Set problem: All entries must be repeated exactly; do not include the pictures.

Information provided:
#####

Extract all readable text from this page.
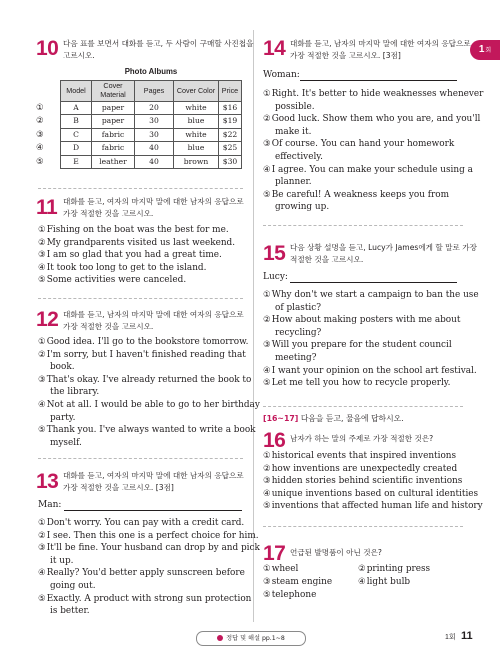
1회
10 다음 표를 보면서 대화를 듣고, 두 사람이 구매할 사진첩을
고르시오.
Photo Albums
Model	Cover Material	Pages	Cover Color	Price
A	paper	20	white	$16
B	paper	30	blue	$19
C	fabric	30	white	$22
D	fabric	40	blue	$25
E	leather	40	brown	$30
①
②
③
④
⑤
11 대화를 듣고, 여자의 마지막 말에 대한 남자의 응답으로
가장 적절한 것을 고르시오.
①Fishing on the boat was the best for me.
②My grandparents visited us last weekend.
③I am so glad that you had a great time.
④It took too long to get to the island.
⑤Some activities were canceled.
12 대화를 듣고, 남자의 마지막 말에 대한 여자의 응답으로
가장 적절한 것을 고르시오.
①Good idea. I'll go to the bookstore tomorrow.
②I'm sorry, but I haven't finished reading that
book.
③That's okay. I've already returned the book to
the library.
④Not at all. I would be able to go to her birthday
party.
⑤Thank you. I've always wanted to write a book
myself.
13 대화를 듣고, 여자의 마지막 말에 대한 남자의 응답으로
가장 적절한 것을 고르시오. [3점]
Man:
①Don't worry. You can pay with a credit card.
②I see. Then this one is a perfect choice for him.
③It'll be fine. Your husband can drop by and pick
it up.
④Really? You'd better apply sunscreen before
going out.
⑤Exactly. A product with strong sun protection
is better.
14 대화를 듣고, 남자의 마지막 말에 대한 여자의 응답으로
가장 적절한 것을 고르시오. [3점]
Woman:
①Right. It's better to hide weaknesses whenever
possible.
②Good luck. Show them who you are, and you'll
make it.
③Of course. You can hand your homework
effectively.
④I agree. You can make your schedule using a
planner.
⑤Be careful! A weakness keeps you from
growing up.
15 다음 상황 설명을 듣고, Lucy가 James에게 할 말로 가장
적절한 것을 고르시오.
Lucy:
①Why don't we start a campaign to ban the use
of plastic?
②How about making posters with me about
recycling?
③Will you prepare for the student council
meeting?
④I want your opinion on the school art festival.
⑤Let me tell you how to recycle properly.
[16~17] 다음을 듣고, 물음에 답하시오.
16 남자가 하는 말의 주제로 가장 적절한 것은?
①historical events that inspired inventions
②how inventions are unexpectedly created
③hidden stories behind scientific inventions
④unique inventions based on cultural identities
⑤inventions that affected human life and history
17 언급된 발명품이 아닌 것은?
①wheel	②printing press
③steam engine	④light bulb
⑤telephone
정답 및 해설 pp.1~8	1회 11
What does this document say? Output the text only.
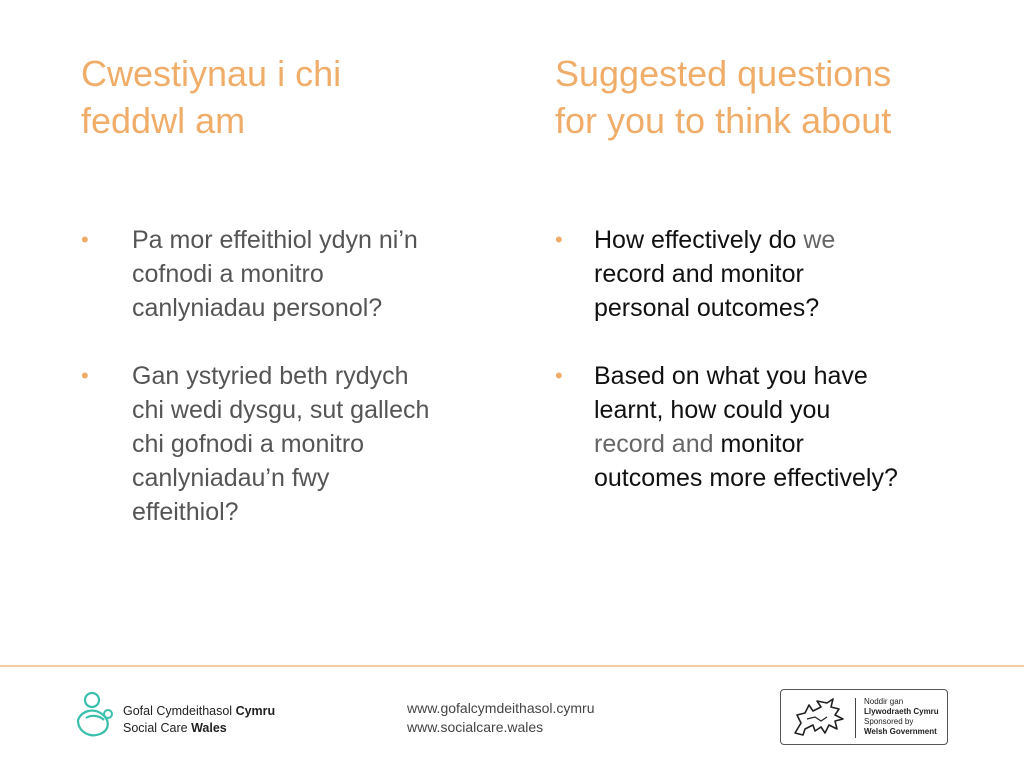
Cwestiynau i chi
feddwl am
• Pa mor effeithiol ydyn ni’n
cofnodi a monitro
canlyniadau personol?
• Gan ystyried beth rydych
chi wedi dysgu, sut gallech
chi gofnodi a monitro
canlyniadau’n fwy
effeithiol?
Suggested questions
for you to think about
• How effectively do we
record and monitor
personal outcomes?
• Based on what you have
learnt, how could you
record and monitor
outcomes more effectively?
Gofal Cymdeithasol Cymru
Social Care Wales
www.gofalcymdeithasol.cymru
www.socialcare.wales
Noddir gan
Llywodraeth Cymru
Sponsored by
Welsh Government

#####

Answer:
Extract all readable text from this page.
1회
10 다음 표를 보면서 대화를 듣고, 두 사람이 구매할 사진첩을
고르시오.
Photo Albums
Model	Cover Material	Pages	Cover Color	Price
A	paper	20	white	$16
B	paper	30	blue	$19
C	fabric	30	white	$22
D	fabric	40	blue	$25
E	leather	40	brown	$30
①
②
③
④
⑤
11 대화를 듣고, 여자의 마지막 말에 대한 남자의 응답으로
가장 적절한 것을 고르시오.
①Fishing on the boat was the best for me.
②My grandparents visited us last weekend.
③I am so glad that you had a great time.
④It took too long to get to the island.
⑤Some activities were canceled.
12 대화를 듣고, 남자의 마지막 말에 대한 여자의 응답으로
가장 적절한 것을 고르시오.
①Good idea. I'll go to the bookstore tomorrow.
②I'm sorry, but I haven't finished reading that
book.
③That's okay. I've already returned the book to
the library.
④Not at all. I would be able to go to her birthday
party.
⑤Thank you. I've always wanted to write a book
myself.
13 대화를 듣고, 여자의 마지막 말에 대한 남자의 응답으로
가장 적절한 것을 고르시오. [3점]
Man:
①Don't worry. You can pay with a credit card.
②I see. Then this one is a perfect choice for him.
③It'll be fine. Your husband can drop by and pick
it up.
④Really? You'd better apply sunscreen before
going out.
⑤Exactly. A product with strong sun protection
is better.
14 대화를 듣고, 남자의 마지막 말에 대한 여자의 응답으로
가장 적절한 것을 고르시오. [3점]
Woman:
①Right. It's better to hide weaknesses whenever
possible.
②Good luck. Show them who you are, and you'll
make it.
③Of course. You can hand your homework
effectively.
④I agree. You can make your schedule using a
planner.
⑤Be careful! A weakness keeps you from
growing up.
15 다음 상황 설명을 듣고, Lucy가 James에게 할 말로 가장
적절한 것을 고르시오.
Lucy:
①Why don't we start a campaign to ban the use
of plastic?
②How about making posters with me about
recycling?
③Will you prepare for the student council
meeting?
④I want your opinion on the school art festival.
⑤Let me tell you how to recycle properly.
[16~17] 다음을 듣고, 물음에 답하시오.
16 남자가 하는 말의 주제로 가장 적절한 것은?
①historical events that inspired inventions
②how inventions are unexpectedly created
③hidden stories behind scientific inventions
④unique inventions based on cultural identities
⑤inventions that affected human life and history
17 언급된 발명품이 아닌 것은?
①wheel	②printing press
③steam engine	④light bulb
⑤telephone
정답 및 해설 pp.1~8	1회 11
What does this document say? Output the text only.
Cwestiynau i chi
feddwl am
• Pa mor effeithiol ydyn ni’n
cofnodi a monitro
canlyniadau personol?
• Gan ystyried beth rydych
chi wedi dysgu, sut gallech
chi gofnodi a monitro
canlyniadau’n fwy
effeithiol?
Suggested questions
for you to think about
• How effectively do we
record and monitor
personal outcomes?
• Based on what you have
learnt, how could you
record and monitor
outcomes more effectively?
Gofal Cymdeithasol Cymru
Social Care Wales
www.gofalcymdeithasol.cymru
www.socialcare.wales
Noddir gan
Llywodraeth Cymru
Sponsored by
Welsh Government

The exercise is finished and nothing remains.